_GIVEN PROBLEM_
Rewrite all of the material below with every "x-tick-label" replaced by "x-axis-tick" and everything else unchanged, leaving out the pictures.

— start —

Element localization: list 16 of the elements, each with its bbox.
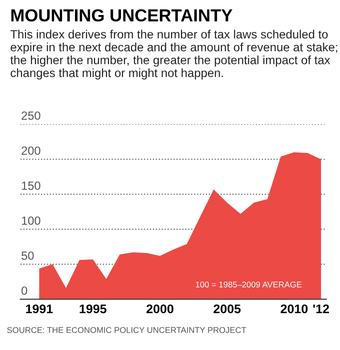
x-tick-label: 2000 <box>146 304 174 314</box>
y-tick-label: 50 <box>22 251 34 260</box>
chart-title: MOUNTING UNCERTAINTY <box>11 9 232 22</box>
y-tick-label: 150 <box>22 181 40 190</box>
y-tick-label: 200 <box>22 146 40 155</box>
source-note: SOURCE: THE ECONOMIC POLICY UNCERTAINTY PROJECT <box>7 327 246 333</box>
y-tick-label: 100 <box>22 216 40 225</box>
x-tick-label: '12 <box>313 304 329 314</box>
y-tick-label: 0 <box>22 286 28 295</box>
x-tick-label: 1991 <box>26 304 53 314</box>
annotation: 100 = 1985–2009 AVERAGE <box>196 282 302 288</box>
x-tick-label: 1995 <box>80 304 106 314</box>
y-tick-label: 250 <box>22 111 40 120</box>
x-tick-label: 2005 <box>214 304 241 314</box>
chart-subtitle: This index derives from the number of tax laws scheduled to expire in the next decade and the amount of revenue at stake; the higher the number, the greater the potential impact of tax changes that might or might not happen. <box>10 30 338 80</box>
x-tick-label: 2010 <box>280 304 308 314</box>
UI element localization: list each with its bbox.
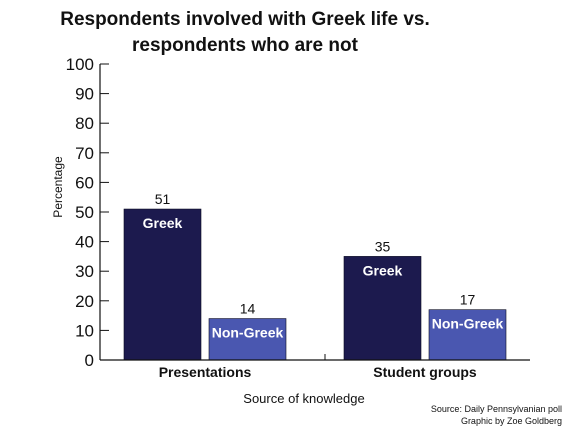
bar-series-label: Greek [363, 262, 403, 278]
y-tick-label: 20 [75, 292, 94, 311]
x-category-label: Student groups [373, 364, 477, 380]
chart-title-line-1: Respondents involved with Greek life vs. [60, 9, 430, 30]
y-tick-label: 30 [75, 262, 94, 281]
y-tick-label: 0 [85, 351, 94, 370]
y-axis-label: Percentage [51, 156, 65, 218]
bar-value-label: 51 [155, 191, 171, 207]
y-tick-label: 50 [75, 203, 94, 222]
bar-greek-student-groups [343, 256, 422, 361]
chart-title-line-2: respondents who are not [132, 35, 359, 56]
bar-series-label: Greek [143, 215, 183, 231]
bar-value-label: 35 [375, 238, 391, 254]
x-axis-label: Source of knowledge [243, 391, 364, 406]
source-line-2: Graphic by Zoe Goldberg [461, 416, 562, 426]
x-axis: Presentations Student groups [100, 354, 530, 380]
bars: 51 Greek 14 Non-Greek 35 Greek 17 Non-Greek [123, 191, 507, 361]
y-tick-label: 10 [75, 321, 94, 340]
y-tick-label: 90 [75, 85, 94, 104]
bar-greek-presentations [123, 208, 202, 361]
bar-series-label: Non-Greek [212, 325, 284, 341]
y-tick-label: 40 [75, 233, 94, 252]
y-tick-label: 70 [75, 144, 94, 163]
y-tick-label: 80 [75, 114, 94, 133]
bar-value-label: 14 [240, 301, 256, 317]
bar-non-greek-student-groups [428, 309, 507, 361]
x-category-label: Presentations [159, 364, 252, 380]
y-axis: 0 10 20 30 40 50 60 70 80 90 100 [66, 55, 109, 370]
bar-series-label: Non-Greek [432, 316, 504, 332]
y-tick-label: 60 [75, 173, 94, 192]
source-line-1: Source: Daily Pennsylvanian poll [431, 404, 562, 414]
bar-value-label: 17 [460, 292, 476, 308]
bar-non-greek-presentations [208, 318, 287, 361]
y-tick-label: 100 [66, 55, 94, 74]
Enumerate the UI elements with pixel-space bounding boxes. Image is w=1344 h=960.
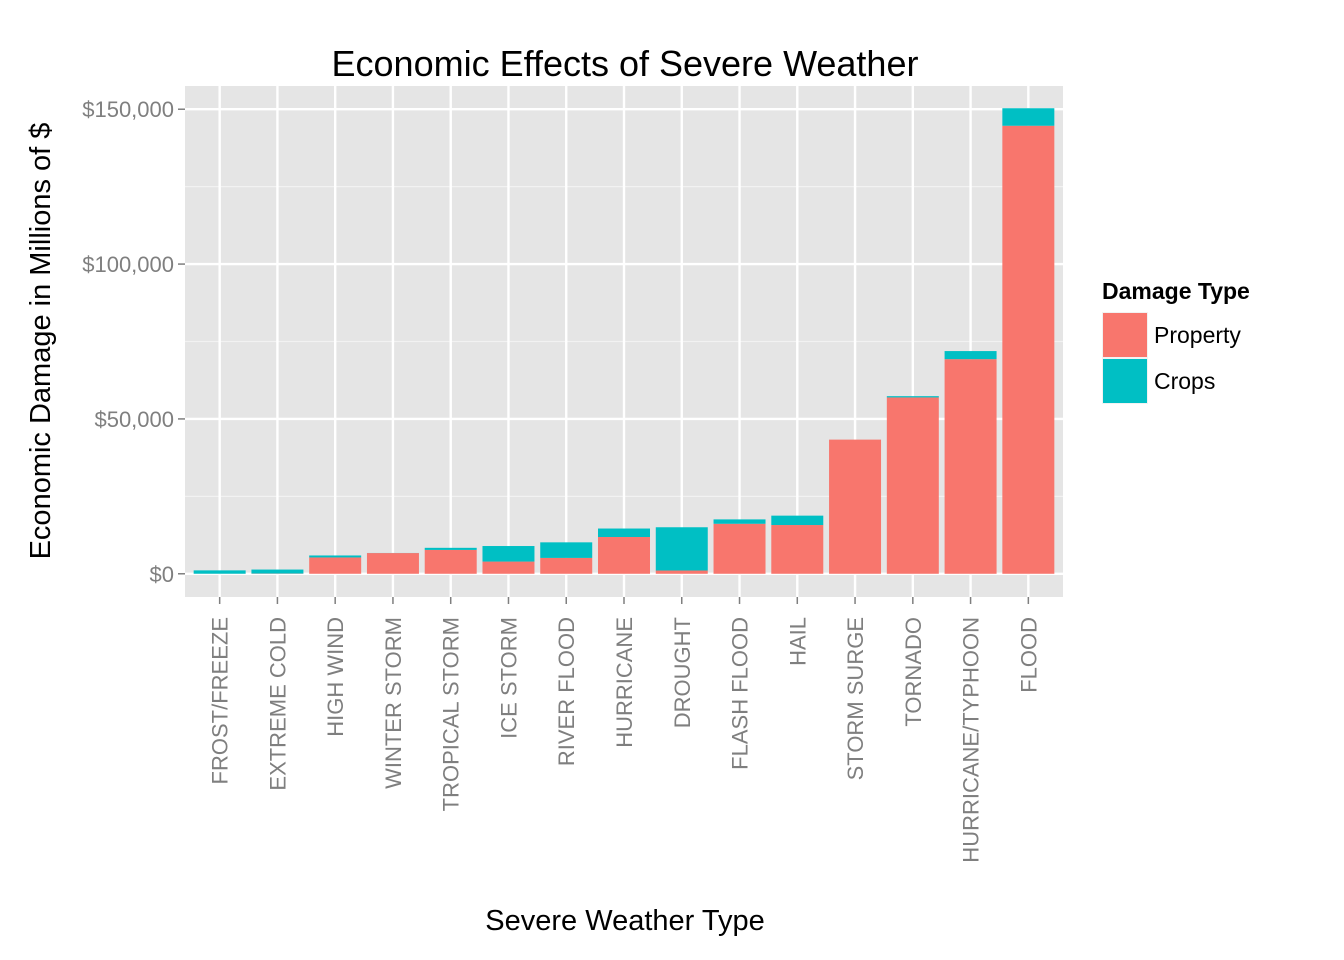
y-tick-label: $50,000: [94, 407, 174, 432]
bar-property: [886, 397, 939, 574]
legend-label: Property: [1154, 322, 1241, 348]
x-tick-label: TORNADO: [901, 617, 926, 727]
bar-crops: [944, 351, 997, 360]
bar-crops: [482, 546, 535, 562]
x-tick-label: FLOOD: [1016, 617, 1041, 693]
bar-property: [655, 570, 708, 574]
bar-crops: [193, 570, 246, 574]
x-tick-label: STORM SURGE: [843, 617, 868, 780]
y-tick-label: $150,000: [82, 97, 174, 122]
y-tick-label: $100,000: [82, 252, 174, 277]
x-tick-label: ICE STORM: [496, 617, 521, 739]
legend-key-swatch: [1103, 359, 1147, 403]
x-tick-label: EXTREME COLD: [265, 617, 290, 791]
bar-property: [309, 557, 362, 574]
bar-crops: [598, 528, 650, 538]
x-tick-label: WINTER STORM: [381, 617, 406, 789]
bar-property: [771, 525, 824, 574]
bars: [193, 108, 1055, 574]
x-tick-label: HURRICANE: [612, 617, 637, 748]
x-tick-label: HURRICANE/TYPHOON: [959, 617, 984, 863]
x-axis-label: Severe Weather Type: [485, 905, 764, 937]
legend-key-swatch: [1103, 313, 1147, 357]
legend-title: Damage Type: [1102, 278, 1250, 304]
legend-items: Property Crops: [1102, 312, 1241, 404]
y-tick-label: $0: [150, 562, 174, 587]
x-axis: FROST/FREEZE EXTREME COLD HIGH WIND WINTER …: [208, 597, 1041, 863]
x-tick-label: RIVER FLOOD: [554, 617, 579, 766]
x-tick-label: FLASH FLOOD: [728, 617, 753, 770]
bar-crops: [251, 569, 304, 574]
x-tick-label: HIGH WIND: [323, 617, 348, 737]
y-axis: $0 $50,000 $100,000 $150,000: [82, 97, 185, 587]
bar-property: [540, 557, 593, 574]
bar-property: [482, 561, 535, 574]
legend-label: Crops: [1154, 368, 1215, 394]
bar-property: [598, 537, 650, 574]
bar-crops: [309, 555, 362, 558]
bar-crops: [1002, 108, 1055, 126]
bar-crops: [886, 396, 939, 398]
x-tick-label: DROUGHT: [670, 617, 695, 728]
x-tick-label: HAIL: [785, 617, 810, 666]
x-tick-label: TROPICAL STORM: [439, 617, 464, 811]
legend: Damage Type Property Crops: [1102, 278, 1250, 404]
bar-crops: [540, 542, 593, 558]
bar-property: [829, 439, 882, 574]
x-tick-label: FROST/FREEZE: [208, 617, 233, 784]
y-axis-label: Economic Damage in Millions of $: [25, 123, 57, 560]
bar-crops: [424, 547, 477, 550]
bar-property: [713, 523, 766, 574]
bar-crops: [771, 515, 824, 526]
bar-crops: [713, 519, 766, 524]
chart-title: Economic Effects of Severe Weather: [332, 43, 919, 84]
bar-property: [1002, 125, 1055, 574]
bar-property: [366, 553, 419, 574]
bar-crops: [655, 527, 708, 571]
bar-property: [944, 359, 997, 574]
bar-property: [424, 549, 477, 574]
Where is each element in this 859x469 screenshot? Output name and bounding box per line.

— end —

_RESPONSE_
Element localization: list 16 of the elements, each with its bbox.
x-axis-tick: 2000 <box>146 304 174 314</box>
y-tick-label: 50 <box>22 251 34 260</box>
chart-title: MOUNTING UNCERTAINTY <box>11 9 232 22</box>
y-tick-label: 150 <box>22 181 40 190</box>
y-tick-label: 200 <box>22 146 40 155</box>
source-note: SOURCE: THE ECONOMIC POLICY UNCERTAINTY PROJECT <box>7 327 246 333</box>
y-tick-label: 100 <box>22 216 40 225</box>
x-axis-tick: '12 <box>313 304 329 314</box>
y-tick-label: 0 <box>22 286 28 295</box>
x-axis-tick: 1991 <box>26 304 53 314</box>
annotation: 100 = 1985–2009 AVERAGE <box>196 282 302 288</box>
x-axis-tick: 1995 <box>80 304 106 314</box>
y-tick-label: 250 <box>22 111 40 120</box>
x-axis-tick: 2005 <box>214 304 241 314</box>
chart-subtitle: This index derives from the number of tax laws scheduled to expire in the next decade and the amount of revenue at stake; the higher the number, the greater the potential impact of tax changes that might or might not happen. <box>10 30 338 80</box>
x-axis-tick: 2010 <box>280 304 308 314</box>
UI element localization: list each with its bbox.
bar-series-label: Greek [363, 262, 403, 278]
y-tick-label: 20 [75, 292, 94, 311]
x-category-label: Student groups [373, 364, 477, 380]
chart-title-line-1: Respondents involved with Greek life vs. [60, 9, 430, 30]
y-tick-label: 30 [75, 262, 94, 281]
y-tick-label: 0 [85, 351, 94, 370]
y-axis-label: Percentage [51, 156, 65, 218]
bar-value-label: 51 [155, 191, 171, 207]
y-tick-label: 50 [75, 203, 94, 222]
bar-greek-student-groups [343, 256, 422, 361]
chart-title-line-2: respondents who are not [132, 35, 359, 56]
bar-series-label: Greek [143, 215, 183, 231]
bar-value-label: 35 [375, 238, 391, 254]
x-axis-label: Source of knowledge [243, 391, 364, 406]
source-line-2: Graphic by Zoe Goldberg [461, 416, 562, 426]
x-axis: Presentations Student groups [100, 354, 530, 380]
bars: 51 Greek 14 Non-Greek 35 Greek 17 Non-Greek [123, 191, 507, 361]
y-tick-label: 10 [75, 321, 94, 340]
y-tick-label: 90 [75, 85, 94, 104]
bar-greek-presentations [123, 208, 202, 361]
bar-series-label: Non-Greek [212, 325, 284, 341]
y-tick-label: 40 [75, 233, 94, 252]
y-tick-label: 70 [75, 144, 94, 163]
y-tick-label: 80 [75, 114, 94, 133]
bar-value-label: 14 [240, 301, 256, 317]
bar-non-greek-student-groups [428, 309, 507, 361]
x-category-label: Presentations [159, 364, 252, 380]
y-axis: 0 10 20 30 40 50 60 70 80 90 100 [66, 55, 109, 370]
bar-series-label: Non-Greek [432, 316, 504, 332]
y-tick-label: 60 [75, 173, 94, 192]
source-line-1: Source: Daily Pennsylvanian poll [431, 404, 562, 414]
bar-value-label: 17 [460, 292, 476, 308]
bar-non-greek-presentations [208, 318, 287, 361]
y-tick-label: 100 [66, 55, 94, 74]
Enumerate the UI elements with pixel-space bounding boxes. Image is w=1344 h=960.
y-tick-label: $50,000: [94, 407, 174, 432]
bar-property: [886, 397, 939, 574]
legend-label: Property: [1154, 322, 1241, 348]
x-axis-tick: TORNADO: [901, 617, 926, 727]
bar-crops: [944, 351, 997, 360]
bar-crops: [482, 546, 535, 562]
x-axis-tick: FLOOD: [1016, 617, 1041, 693]
bar-property: [655, 570, 708, 574]
bar-crops: [193, 570, 246, 574]
x-axis-tick: STORM SURGE: [843, 617, 868, 780]
y-tick-label: $150,000: [82, 97, 174, 122]
y-tick-label: $100,000: [82, 252, 174, 277]
x-axis-tick: ICE STORM: [496, 617, 521, 739]
legend-key-swatch: [1103, 359, 1147, 403]
x-axis-tick: EXTREME COLD: [265, 617, 290, 791]
bar-property: [309, 557, 362, 574]
bar-crops: [598, 528, 650, 538]
x-axis-tick: WINTER STORM: [381, 617, 406, 789]
bar-property: [771, 525, 824, 574]
bars: [193, 108, 1055, 574]
x-axis-tick: HURRICANE: [612, 617, 637, 748]
x-axis-tick: HURRICANE/TYPHOON: [959, 617, 984, 863]
x-axis-label: Severe Weather Type: [485, 905, 764, 937]
legend-key-swatch: [1103, 313, 1147, 357]
legend-title: Damage Type: [1102, 278, 1250, 304]
legend-items: Property Crops: [1102, 312, 1241, 404]
y-tick-label: $0: [150, 562, 174, 587]
x-axis: FROST/FREEZE EXTREME COLD HIGH WIND WINTER …: [208, 597, 1041, 863]
x-axis-tick: RIVER FLOOD: [554, 617, 579, 766]
x-axis-tick: FLASH FLOOD: [728, 617, 753, 770]
bar-crops: [251, 569, 304, 574]
x-axis-tick: HIGH WIND: [323, 617, 348, 737]
y-axis: $0 $50,000 $100,000 $150,000: [82, 97, 185, 587]
bar-property: [540, 557, 593, 574]
bar-property: [482, 561, 535, 574]
legend-label: Crops: [1154, 368, 1215, 394]
bar-property: [598, 537, 650, 574]
bar-crops: [309, 555, 362, 558]
bar-crops: [1002, 108, 1055, 126]
bar-crops: [886, 396, 939, 398]
x-axis-tick: DROUGHT: [670, 617, 695, 728]
x-axis-tick: HAIL: [785, 617, 810, 666]
x-axis-tick: TROPICAL STORM: [439, 617, 464, 811]
legend: Damage Type Property Crops: [1102, 278, 1250, 404]
bar-crops: [540, 542, 593, 558]
bar-property: [829, 439, 882, 574]
x-axis-tick: FROST/FREEZE: [208, 617, 233, 784]
y-axis-label: Economic Damage in Millions of $: [25, 123, 57, 560]
bar-crops: [424, 547, 477, 550]
bar-property: [713, 523, 766, 574]
bar-crops: [771, 515, 824, 526]
bar-crops: [713, 519, 766, 524]
chart-title: Economic Effects of Severe Weather: [332, 43, 919, 84]
bar-property: [1002, 125, 1055, 574]
bar-property: [366, 553, 419, 574]
bar-crops: [655, 527, 708, 571]
bar-property: [944, 359, 997, 574]
bar-property: [424, 549, 477, 574]
Where is each element in this 859x469 screenshot? Output name and bounding box per line.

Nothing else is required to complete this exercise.